### DATA TO USE
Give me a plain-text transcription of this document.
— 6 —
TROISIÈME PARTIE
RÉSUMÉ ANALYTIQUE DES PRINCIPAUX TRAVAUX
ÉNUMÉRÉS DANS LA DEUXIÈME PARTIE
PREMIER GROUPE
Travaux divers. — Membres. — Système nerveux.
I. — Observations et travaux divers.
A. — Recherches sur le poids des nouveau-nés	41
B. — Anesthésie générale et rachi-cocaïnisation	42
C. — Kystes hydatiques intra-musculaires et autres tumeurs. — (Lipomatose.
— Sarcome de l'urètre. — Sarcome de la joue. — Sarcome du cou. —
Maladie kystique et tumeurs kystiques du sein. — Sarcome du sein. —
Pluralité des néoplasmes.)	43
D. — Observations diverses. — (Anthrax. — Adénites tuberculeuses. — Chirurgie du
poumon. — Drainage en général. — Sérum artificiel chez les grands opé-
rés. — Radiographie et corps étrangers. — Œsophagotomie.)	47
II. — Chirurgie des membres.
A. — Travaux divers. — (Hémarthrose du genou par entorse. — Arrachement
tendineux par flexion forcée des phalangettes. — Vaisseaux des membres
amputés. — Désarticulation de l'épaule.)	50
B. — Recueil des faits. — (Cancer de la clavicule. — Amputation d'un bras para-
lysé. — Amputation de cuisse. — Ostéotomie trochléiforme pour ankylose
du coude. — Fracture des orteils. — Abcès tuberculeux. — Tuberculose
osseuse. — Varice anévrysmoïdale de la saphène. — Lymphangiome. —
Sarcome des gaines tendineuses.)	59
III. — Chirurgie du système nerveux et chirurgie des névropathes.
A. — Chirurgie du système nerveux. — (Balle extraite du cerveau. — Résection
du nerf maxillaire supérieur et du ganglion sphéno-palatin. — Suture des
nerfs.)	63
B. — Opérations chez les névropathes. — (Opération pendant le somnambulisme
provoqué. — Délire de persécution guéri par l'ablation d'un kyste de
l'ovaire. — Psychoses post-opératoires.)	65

### TASK GOAL
In the records above, collect each line with "Chirurgie".

### WRITTEN REPLY
D. — Observations diverses. — (Anthrax. — Adénites tuberculeuses. — Chirurgie du
II. — Chirurgie des membres.
III. — Chirurgie du système nerveux et chirurgie des névropathes.
A. — Chirurgie du système nerveux. — (Balle extraite du cerveau. — Résection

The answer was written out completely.